**REQUIREMENTS:** Pull each line containing "Disagree" out of the data and copy it.

═════ RAW DATA ═════

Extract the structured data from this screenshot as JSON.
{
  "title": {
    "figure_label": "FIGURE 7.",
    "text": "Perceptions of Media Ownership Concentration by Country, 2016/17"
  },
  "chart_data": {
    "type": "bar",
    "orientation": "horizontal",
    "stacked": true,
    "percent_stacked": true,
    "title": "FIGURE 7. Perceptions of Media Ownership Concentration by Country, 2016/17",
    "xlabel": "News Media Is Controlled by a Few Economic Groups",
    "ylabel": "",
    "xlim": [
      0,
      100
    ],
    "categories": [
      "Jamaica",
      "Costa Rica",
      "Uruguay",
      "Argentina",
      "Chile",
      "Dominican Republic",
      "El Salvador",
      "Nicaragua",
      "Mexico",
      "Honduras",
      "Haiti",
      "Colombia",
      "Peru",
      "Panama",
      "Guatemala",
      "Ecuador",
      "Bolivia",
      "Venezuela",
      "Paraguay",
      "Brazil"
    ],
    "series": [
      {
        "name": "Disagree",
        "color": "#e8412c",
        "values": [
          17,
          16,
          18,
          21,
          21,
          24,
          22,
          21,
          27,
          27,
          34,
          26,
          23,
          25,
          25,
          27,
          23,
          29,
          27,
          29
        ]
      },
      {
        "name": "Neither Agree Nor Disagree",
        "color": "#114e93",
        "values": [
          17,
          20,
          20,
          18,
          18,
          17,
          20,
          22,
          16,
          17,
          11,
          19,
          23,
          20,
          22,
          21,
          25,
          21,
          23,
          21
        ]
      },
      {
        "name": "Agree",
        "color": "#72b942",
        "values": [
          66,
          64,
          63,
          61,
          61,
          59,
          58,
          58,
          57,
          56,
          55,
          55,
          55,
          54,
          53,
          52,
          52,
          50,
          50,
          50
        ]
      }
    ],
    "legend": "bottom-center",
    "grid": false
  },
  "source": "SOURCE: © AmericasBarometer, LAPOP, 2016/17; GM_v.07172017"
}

═════

**TASK SOLUTION:**
        "name": "Disagree",
        "name": "Neither Agree Nor Disagree",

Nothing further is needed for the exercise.